## TASK REQUIREMENTS
Gather up the lines that contain "Discrete".

## DATASET EXTRACT
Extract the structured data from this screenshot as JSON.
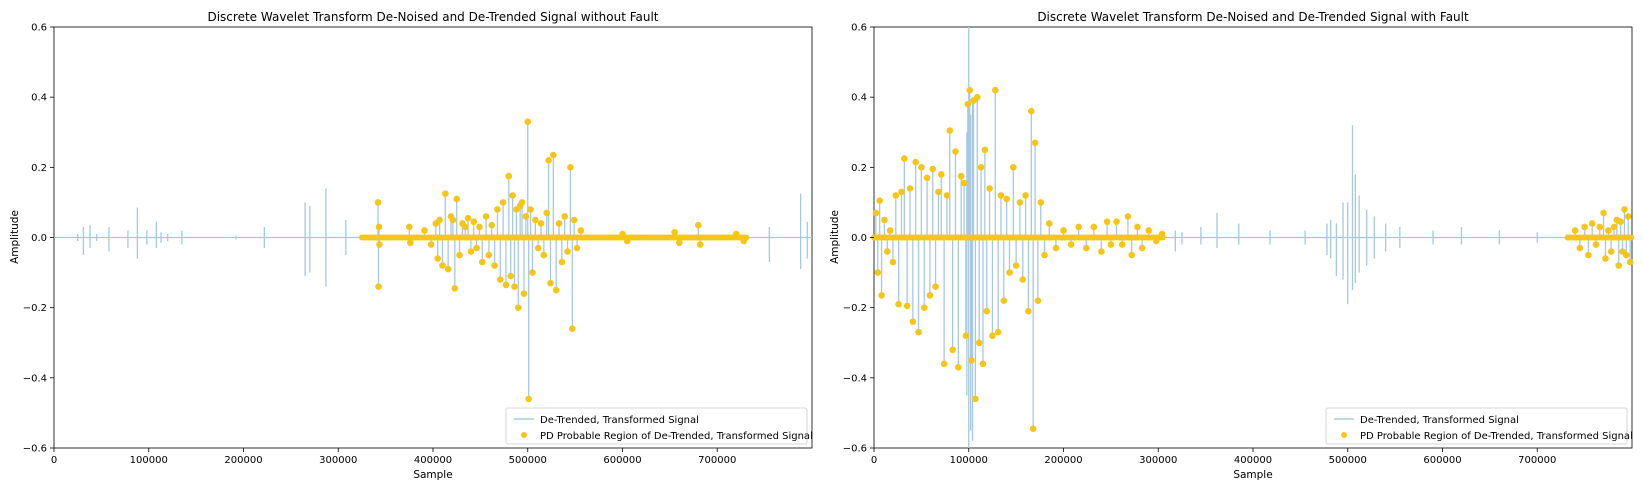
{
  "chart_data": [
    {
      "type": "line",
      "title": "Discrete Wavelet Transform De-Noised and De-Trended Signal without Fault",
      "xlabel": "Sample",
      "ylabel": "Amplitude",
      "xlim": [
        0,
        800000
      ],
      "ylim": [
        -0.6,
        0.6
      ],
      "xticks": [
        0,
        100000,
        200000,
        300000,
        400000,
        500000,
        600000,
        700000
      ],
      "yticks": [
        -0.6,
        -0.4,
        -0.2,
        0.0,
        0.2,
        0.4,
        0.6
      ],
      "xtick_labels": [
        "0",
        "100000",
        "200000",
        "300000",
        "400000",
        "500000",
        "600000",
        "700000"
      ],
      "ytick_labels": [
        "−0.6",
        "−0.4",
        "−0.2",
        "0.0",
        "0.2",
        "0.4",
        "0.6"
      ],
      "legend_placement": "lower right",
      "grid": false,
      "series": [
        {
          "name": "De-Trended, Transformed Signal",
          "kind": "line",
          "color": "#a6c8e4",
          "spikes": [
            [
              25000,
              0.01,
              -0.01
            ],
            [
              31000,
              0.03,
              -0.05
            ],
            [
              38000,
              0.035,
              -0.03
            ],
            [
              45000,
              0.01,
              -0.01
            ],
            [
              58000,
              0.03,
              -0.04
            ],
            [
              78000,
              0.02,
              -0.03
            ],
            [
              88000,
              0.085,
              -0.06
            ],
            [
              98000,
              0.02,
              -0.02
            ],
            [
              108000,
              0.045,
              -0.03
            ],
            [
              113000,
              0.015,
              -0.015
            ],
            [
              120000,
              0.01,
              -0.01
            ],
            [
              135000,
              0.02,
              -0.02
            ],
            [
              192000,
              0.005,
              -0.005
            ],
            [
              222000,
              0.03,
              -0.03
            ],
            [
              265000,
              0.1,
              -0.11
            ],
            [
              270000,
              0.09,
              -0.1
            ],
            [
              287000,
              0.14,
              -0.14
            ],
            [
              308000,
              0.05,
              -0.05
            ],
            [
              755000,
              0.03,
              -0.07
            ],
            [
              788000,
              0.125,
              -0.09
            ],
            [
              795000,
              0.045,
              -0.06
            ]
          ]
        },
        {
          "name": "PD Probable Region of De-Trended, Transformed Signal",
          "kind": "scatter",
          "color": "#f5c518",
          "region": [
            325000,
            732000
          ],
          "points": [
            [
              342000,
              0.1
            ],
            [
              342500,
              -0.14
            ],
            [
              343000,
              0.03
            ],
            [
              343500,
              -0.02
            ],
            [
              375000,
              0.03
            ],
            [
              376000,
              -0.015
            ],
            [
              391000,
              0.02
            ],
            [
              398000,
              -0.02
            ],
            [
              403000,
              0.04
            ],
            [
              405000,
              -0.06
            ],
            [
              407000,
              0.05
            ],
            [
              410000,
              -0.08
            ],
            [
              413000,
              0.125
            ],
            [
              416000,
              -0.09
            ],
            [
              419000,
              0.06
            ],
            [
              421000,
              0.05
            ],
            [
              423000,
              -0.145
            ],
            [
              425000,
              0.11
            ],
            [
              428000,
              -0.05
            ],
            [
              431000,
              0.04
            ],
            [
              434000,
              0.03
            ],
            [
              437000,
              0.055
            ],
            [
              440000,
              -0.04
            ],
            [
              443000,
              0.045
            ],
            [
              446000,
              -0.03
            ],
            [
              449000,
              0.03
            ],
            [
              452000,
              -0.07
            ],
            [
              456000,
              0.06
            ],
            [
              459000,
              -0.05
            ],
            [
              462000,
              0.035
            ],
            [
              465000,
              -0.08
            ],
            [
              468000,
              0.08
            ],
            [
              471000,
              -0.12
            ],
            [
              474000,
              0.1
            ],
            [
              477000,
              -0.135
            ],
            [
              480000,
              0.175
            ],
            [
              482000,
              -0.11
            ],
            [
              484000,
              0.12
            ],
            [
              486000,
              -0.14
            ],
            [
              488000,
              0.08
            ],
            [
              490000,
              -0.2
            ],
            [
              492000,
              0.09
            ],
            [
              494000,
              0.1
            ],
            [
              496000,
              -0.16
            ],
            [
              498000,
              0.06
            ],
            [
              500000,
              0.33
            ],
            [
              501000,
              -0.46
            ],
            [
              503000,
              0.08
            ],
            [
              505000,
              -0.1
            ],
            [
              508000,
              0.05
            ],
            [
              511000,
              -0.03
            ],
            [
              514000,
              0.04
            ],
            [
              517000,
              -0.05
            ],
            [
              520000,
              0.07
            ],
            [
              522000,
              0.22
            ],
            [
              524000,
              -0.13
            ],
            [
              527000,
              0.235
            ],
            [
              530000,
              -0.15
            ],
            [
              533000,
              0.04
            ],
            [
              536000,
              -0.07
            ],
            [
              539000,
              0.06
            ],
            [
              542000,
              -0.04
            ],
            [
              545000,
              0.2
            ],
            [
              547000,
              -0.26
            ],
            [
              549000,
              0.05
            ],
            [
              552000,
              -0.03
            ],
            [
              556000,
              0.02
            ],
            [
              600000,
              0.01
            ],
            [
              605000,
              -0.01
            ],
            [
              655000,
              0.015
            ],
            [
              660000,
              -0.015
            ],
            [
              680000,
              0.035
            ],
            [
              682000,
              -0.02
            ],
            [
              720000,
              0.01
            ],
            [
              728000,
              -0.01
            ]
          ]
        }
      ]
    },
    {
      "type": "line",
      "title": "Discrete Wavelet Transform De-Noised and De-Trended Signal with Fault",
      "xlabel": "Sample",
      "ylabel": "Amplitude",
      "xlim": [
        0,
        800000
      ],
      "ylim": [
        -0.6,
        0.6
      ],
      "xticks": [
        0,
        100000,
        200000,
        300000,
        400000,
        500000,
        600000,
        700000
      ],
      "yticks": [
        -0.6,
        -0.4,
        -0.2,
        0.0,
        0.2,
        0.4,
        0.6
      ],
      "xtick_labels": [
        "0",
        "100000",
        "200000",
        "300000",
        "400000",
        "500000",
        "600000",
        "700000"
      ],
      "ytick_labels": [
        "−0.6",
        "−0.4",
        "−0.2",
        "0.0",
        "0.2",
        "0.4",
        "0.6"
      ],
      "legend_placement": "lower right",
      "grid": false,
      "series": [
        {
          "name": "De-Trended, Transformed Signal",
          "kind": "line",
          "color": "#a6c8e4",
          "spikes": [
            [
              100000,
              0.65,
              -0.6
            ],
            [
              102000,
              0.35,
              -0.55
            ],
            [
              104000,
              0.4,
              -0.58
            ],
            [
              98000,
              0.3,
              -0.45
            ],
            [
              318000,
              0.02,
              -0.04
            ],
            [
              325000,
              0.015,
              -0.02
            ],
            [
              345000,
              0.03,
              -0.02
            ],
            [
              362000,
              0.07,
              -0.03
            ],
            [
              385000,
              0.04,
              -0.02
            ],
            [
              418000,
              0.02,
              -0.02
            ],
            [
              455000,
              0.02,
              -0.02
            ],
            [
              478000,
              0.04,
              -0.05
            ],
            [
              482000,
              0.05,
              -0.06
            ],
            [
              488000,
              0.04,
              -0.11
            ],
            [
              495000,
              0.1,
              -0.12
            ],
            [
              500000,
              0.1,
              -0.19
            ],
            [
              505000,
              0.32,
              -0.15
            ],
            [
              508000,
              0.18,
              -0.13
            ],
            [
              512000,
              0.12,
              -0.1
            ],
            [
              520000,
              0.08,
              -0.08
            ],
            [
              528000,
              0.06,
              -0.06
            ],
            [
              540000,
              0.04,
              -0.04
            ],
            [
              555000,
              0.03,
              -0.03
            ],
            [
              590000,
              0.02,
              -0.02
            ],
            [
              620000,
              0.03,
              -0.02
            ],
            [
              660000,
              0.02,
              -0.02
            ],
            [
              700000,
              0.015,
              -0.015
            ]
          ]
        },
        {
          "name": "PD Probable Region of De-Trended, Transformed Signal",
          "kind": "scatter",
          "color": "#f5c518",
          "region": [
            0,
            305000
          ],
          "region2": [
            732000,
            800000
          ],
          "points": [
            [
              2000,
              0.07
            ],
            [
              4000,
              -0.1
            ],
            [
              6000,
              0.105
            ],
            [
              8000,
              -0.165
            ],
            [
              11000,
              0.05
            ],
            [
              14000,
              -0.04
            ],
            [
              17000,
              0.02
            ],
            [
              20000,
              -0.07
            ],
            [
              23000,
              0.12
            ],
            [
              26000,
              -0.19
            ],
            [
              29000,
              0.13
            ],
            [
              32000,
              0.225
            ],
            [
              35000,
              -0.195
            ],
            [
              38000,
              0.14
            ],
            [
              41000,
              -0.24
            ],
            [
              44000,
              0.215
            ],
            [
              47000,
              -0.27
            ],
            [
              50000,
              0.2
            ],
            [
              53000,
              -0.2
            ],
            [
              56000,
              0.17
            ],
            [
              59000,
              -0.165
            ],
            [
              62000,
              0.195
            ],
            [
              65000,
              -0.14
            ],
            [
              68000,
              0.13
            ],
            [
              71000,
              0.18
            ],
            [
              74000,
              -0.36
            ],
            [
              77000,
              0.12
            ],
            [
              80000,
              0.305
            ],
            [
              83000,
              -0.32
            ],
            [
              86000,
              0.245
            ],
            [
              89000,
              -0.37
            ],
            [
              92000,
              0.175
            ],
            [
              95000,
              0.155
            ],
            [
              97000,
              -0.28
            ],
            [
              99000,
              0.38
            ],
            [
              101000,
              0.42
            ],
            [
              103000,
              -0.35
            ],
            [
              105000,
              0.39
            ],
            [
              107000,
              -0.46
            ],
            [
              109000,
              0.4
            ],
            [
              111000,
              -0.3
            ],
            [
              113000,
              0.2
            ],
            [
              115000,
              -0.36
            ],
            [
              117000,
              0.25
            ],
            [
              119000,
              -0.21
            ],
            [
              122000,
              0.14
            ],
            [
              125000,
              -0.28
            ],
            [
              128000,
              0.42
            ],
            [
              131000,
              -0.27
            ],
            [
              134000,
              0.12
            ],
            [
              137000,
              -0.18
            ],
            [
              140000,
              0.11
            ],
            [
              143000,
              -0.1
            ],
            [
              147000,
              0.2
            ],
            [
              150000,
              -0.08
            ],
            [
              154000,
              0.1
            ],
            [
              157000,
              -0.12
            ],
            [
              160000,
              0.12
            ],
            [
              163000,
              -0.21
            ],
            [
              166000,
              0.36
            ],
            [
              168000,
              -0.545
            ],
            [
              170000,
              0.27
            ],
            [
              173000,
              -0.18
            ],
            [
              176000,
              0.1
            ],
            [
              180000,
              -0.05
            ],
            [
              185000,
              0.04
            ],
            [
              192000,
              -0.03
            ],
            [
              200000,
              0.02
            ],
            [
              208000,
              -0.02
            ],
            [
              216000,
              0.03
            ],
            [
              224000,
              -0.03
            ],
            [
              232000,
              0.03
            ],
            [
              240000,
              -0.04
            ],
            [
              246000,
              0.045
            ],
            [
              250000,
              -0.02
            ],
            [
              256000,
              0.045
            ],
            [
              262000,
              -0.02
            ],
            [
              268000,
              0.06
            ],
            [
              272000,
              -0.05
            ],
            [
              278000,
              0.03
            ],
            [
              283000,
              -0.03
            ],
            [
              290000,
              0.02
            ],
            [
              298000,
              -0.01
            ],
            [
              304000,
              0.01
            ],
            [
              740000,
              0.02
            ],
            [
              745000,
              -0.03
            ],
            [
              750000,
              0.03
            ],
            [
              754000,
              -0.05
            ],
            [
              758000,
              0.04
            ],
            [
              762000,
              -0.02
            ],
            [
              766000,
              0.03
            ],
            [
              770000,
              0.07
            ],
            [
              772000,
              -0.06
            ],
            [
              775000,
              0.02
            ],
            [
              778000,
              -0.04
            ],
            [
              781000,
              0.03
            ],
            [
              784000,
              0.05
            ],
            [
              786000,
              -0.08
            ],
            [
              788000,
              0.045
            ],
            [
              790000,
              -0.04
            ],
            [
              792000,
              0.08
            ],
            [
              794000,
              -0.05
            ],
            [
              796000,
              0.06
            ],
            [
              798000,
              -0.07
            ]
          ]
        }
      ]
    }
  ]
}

## RESPONSE TO THE EXERCISE
      "title": "Discrete Wavelet Transform De-Noised and De-Trended Signal without Fault",
      "title": "Discrete Wavelet Transform De-Noised and De-Trended Signal with Fault",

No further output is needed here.